*** PROVIDED DATA

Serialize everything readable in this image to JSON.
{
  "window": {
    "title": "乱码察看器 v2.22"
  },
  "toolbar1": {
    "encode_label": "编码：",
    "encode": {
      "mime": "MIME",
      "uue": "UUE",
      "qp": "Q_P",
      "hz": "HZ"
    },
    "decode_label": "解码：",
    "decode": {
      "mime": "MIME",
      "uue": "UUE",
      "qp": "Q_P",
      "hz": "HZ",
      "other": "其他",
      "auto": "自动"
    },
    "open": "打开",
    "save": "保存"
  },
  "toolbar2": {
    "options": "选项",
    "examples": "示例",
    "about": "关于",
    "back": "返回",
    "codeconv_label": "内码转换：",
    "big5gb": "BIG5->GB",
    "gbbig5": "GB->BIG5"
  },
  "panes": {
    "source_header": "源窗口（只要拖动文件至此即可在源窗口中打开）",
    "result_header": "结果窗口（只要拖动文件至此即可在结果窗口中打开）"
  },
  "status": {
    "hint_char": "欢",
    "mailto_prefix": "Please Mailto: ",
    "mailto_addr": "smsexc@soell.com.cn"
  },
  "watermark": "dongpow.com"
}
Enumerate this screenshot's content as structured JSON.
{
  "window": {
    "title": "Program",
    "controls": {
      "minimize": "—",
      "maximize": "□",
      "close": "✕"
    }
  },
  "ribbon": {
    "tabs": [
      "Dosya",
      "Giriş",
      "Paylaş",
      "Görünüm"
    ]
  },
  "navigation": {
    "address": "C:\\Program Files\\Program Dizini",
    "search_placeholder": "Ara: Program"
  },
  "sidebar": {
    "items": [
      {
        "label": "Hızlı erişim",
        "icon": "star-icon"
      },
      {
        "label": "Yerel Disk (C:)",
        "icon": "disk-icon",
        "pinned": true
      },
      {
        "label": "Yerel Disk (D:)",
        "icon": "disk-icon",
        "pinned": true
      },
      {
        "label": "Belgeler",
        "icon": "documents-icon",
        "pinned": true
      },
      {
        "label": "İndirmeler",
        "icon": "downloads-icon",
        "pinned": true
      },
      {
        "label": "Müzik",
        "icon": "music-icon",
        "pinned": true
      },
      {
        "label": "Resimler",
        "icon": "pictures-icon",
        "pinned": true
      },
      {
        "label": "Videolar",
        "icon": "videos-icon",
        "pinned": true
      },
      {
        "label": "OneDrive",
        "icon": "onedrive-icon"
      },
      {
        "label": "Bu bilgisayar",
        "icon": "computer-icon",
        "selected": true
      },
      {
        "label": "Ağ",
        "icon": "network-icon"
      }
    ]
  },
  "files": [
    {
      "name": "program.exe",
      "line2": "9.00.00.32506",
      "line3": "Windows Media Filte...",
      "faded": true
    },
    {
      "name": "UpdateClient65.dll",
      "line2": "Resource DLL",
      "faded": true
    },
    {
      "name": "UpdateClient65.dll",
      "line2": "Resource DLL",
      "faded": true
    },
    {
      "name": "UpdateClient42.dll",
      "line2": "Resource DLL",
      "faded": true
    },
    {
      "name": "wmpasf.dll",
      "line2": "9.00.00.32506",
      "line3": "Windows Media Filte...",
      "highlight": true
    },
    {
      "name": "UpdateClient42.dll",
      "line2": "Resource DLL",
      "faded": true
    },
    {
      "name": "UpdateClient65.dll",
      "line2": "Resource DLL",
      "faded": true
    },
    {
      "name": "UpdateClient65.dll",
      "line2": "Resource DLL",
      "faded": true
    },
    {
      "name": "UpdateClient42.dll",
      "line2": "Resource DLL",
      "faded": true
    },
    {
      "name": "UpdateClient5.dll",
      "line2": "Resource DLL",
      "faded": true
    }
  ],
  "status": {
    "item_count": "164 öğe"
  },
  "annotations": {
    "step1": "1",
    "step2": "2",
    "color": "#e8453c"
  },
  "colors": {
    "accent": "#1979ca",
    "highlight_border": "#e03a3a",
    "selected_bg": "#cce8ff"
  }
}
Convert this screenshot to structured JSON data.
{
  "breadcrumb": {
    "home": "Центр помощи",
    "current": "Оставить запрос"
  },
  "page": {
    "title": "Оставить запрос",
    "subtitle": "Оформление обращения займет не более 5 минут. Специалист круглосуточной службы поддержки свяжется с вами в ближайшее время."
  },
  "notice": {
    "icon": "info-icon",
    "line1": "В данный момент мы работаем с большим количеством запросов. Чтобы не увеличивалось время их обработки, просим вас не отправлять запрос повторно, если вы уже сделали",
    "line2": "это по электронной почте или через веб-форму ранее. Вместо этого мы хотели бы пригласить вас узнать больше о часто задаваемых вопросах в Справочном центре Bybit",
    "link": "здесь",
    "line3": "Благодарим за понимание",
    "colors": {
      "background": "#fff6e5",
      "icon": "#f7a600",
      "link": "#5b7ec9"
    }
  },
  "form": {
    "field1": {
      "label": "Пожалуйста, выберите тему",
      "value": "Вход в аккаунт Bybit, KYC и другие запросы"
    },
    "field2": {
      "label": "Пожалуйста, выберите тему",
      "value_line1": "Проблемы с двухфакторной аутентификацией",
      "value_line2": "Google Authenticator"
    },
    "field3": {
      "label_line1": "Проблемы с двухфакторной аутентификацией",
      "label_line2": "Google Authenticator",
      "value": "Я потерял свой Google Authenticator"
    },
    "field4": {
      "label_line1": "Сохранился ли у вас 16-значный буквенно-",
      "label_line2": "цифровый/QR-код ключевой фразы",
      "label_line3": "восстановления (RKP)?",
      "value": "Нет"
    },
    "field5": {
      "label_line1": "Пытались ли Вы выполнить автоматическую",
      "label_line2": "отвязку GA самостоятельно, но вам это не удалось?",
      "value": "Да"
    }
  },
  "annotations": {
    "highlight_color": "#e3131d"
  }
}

******

BRIEF: Where a line in the material above holds "this", copy that line.

RESPONSE TO THE TASK:
Serialize everything readable in this image to JSON.
Enumerate this screenshot's content as structured JSON.
Convert this screenshot to structured JSON data.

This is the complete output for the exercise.